Set exercise: Read the entries below and pull out each line with the string "Test".

Supplied records:

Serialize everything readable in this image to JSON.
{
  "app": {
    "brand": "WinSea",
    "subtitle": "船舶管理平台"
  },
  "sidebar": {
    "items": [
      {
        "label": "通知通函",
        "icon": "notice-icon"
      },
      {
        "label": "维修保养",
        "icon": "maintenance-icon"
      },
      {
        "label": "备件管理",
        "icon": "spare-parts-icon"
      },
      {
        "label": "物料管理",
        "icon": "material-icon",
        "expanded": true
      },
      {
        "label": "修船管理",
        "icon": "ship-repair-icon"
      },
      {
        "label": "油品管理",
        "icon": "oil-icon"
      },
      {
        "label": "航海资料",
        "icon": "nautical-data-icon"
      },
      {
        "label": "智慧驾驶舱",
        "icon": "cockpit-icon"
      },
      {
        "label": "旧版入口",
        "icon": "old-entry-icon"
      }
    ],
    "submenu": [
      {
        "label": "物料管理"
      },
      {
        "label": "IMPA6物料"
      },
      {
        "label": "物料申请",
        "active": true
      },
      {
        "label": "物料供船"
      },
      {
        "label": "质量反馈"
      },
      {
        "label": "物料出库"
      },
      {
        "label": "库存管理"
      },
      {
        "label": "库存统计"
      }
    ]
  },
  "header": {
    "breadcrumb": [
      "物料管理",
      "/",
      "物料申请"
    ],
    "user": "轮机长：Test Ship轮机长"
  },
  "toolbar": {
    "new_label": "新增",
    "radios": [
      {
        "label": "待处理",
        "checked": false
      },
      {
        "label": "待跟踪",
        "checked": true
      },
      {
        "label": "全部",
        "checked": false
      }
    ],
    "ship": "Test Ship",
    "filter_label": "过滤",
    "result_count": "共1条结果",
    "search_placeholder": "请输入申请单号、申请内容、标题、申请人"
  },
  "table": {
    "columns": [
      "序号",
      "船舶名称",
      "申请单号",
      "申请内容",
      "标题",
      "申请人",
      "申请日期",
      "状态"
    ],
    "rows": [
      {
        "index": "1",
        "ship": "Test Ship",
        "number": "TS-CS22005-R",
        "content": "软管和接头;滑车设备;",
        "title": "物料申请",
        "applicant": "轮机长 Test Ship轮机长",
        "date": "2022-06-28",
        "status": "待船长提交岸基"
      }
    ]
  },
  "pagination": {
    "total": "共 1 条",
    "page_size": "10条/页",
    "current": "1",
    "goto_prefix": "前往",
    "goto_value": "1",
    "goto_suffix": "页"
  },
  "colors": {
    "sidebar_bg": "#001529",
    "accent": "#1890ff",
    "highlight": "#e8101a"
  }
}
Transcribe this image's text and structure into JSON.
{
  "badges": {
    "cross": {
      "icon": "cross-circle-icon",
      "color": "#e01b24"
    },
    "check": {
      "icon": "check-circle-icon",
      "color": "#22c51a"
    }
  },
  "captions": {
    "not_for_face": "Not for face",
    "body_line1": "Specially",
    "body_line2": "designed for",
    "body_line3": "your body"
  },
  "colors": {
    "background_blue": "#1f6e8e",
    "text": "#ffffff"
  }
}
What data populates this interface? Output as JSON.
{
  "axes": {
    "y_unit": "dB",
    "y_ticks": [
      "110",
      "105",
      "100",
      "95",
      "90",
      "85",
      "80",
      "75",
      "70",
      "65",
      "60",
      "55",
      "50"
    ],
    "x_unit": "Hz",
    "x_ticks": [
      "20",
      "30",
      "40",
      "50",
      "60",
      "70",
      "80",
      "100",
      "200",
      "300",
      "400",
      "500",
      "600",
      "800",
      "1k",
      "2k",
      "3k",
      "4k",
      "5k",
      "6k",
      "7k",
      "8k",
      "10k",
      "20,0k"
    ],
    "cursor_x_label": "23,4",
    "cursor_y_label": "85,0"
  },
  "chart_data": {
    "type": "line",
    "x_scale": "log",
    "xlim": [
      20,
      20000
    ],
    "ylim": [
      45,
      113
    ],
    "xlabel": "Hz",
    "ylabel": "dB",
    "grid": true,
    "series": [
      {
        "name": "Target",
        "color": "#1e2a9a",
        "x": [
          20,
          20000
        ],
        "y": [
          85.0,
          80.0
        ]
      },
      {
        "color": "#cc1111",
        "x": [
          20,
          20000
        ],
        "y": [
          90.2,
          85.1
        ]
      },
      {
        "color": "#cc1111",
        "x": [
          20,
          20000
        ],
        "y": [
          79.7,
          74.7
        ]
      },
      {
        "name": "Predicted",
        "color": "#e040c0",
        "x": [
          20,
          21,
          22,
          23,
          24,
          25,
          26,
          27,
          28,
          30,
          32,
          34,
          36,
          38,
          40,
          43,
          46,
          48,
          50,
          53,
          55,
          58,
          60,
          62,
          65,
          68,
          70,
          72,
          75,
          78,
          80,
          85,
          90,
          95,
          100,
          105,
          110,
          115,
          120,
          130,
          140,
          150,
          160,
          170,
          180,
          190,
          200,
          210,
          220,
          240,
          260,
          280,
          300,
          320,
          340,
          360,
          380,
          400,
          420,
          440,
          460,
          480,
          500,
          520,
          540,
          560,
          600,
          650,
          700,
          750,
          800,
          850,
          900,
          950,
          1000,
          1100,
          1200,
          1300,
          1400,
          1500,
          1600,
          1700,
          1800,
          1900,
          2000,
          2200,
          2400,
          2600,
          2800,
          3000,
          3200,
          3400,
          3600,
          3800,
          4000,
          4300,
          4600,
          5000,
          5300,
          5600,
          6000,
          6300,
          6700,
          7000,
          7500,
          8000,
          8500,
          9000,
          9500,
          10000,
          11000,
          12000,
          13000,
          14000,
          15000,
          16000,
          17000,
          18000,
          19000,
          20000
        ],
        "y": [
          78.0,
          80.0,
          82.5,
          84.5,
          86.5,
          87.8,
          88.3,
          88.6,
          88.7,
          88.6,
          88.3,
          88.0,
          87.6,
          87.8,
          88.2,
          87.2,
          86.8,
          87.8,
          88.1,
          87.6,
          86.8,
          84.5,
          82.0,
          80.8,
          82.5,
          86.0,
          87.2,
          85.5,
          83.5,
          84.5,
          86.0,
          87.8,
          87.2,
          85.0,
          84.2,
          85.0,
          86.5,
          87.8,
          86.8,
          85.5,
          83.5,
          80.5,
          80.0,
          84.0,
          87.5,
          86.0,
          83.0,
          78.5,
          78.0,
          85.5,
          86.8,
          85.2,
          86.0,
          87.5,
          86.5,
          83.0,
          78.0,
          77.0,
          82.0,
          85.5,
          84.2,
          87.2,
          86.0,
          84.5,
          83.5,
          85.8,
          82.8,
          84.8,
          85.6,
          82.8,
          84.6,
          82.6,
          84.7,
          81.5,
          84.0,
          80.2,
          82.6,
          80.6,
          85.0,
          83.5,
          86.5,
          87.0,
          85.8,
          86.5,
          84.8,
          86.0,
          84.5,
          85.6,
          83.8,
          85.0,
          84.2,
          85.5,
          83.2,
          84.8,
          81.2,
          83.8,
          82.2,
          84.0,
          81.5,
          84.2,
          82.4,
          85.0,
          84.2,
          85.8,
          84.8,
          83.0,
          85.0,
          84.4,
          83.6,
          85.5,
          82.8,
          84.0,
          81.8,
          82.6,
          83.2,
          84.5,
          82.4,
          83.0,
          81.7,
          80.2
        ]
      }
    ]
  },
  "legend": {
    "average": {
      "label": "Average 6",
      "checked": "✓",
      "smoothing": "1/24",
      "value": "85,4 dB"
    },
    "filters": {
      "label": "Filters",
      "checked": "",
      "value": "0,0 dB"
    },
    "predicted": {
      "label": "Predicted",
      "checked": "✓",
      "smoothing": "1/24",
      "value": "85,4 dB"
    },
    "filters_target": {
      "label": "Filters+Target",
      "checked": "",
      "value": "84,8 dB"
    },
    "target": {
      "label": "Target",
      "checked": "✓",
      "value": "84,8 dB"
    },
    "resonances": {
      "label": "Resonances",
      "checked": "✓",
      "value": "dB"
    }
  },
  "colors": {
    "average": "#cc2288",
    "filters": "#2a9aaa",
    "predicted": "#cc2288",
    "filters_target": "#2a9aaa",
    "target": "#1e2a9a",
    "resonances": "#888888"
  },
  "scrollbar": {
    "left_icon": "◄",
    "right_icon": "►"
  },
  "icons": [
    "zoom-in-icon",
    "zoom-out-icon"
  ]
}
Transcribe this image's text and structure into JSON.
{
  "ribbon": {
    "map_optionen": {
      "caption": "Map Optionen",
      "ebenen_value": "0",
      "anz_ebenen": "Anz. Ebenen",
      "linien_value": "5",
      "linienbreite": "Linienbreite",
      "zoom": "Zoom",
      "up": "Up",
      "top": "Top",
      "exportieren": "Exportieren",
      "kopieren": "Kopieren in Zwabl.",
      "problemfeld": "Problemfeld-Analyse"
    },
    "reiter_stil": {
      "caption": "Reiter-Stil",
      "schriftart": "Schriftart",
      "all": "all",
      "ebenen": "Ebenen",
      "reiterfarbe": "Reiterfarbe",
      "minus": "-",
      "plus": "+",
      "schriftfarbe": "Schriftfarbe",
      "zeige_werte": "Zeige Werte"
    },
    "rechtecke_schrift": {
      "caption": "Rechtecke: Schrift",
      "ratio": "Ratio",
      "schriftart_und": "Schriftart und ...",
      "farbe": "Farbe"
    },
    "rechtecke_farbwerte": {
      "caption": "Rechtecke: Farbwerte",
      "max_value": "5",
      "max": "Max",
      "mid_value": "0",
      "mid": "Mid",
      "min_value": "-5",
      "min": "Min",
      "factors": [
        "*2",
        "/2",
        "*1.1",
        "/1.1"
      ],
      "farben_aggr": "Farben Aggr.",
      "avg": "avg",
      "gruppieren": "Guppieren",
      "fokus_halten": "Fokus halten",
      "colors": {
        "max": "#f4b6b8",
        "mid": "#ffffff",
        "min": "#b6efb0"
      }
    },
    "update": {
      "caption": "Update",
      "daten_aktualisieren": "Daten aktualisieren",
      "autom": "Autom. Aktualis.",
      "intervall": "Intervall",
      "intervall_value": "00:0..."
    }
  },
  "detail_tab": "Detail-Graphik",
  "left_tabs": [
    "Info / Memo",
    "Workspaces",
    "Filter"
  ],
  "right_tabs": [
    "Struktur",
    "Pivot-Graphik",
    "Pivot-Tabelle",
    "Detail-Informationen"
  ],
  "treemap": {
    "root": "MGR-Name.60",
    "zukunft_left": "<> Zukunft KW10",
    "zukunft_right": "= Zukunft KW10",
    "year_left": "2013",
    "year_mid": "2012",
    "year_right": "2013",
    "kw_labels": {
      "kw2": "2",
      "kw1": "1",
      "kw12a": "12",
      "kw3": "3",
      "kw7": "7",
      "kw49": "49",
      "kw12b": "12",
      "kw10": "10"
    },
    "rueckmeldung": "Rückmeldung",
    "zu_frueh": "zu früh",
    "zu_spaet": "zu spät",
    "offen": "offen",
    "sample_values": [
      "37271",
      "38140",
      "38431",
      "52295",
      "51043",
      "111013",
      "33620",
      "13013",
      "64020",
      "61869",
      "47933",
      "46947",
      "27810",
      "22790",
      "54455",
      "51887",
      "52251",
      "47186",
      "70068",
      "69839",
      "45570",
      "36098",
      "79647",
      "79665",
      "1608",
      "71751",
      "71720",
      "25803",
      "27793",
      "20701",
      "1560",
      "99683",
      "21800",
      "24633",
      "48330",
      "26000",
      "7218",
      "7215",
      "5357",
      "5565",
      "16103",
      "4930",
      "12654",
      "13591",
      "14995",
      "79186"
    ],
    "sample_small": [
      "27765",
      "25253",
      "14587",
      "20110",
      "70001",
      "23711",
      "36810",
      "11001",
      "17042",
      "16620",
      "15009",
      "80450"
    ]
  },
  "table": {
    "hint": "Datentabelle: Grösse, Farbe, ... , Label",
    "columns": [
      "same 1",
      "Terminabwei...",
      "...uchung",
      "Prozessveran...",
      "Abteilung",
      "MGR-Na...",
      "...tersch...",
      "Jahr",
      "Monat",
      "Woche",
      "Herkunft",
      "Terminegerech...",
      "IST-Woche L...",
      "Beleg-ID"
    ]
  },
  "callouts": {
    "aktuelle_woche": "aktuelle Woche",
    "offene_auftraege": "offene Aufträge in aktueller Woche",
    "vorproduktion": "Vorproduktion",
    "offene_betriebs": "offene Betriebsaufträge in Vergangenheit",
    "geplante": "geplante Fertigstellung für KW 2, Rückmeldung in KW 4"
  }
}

Task answer:
    "user": "轮机长：Test Ship轮机长"
    "ship": "Test Ship",
        "ship": "Test Ship",
        "applicant": "轮机长 Test Ship轮机长",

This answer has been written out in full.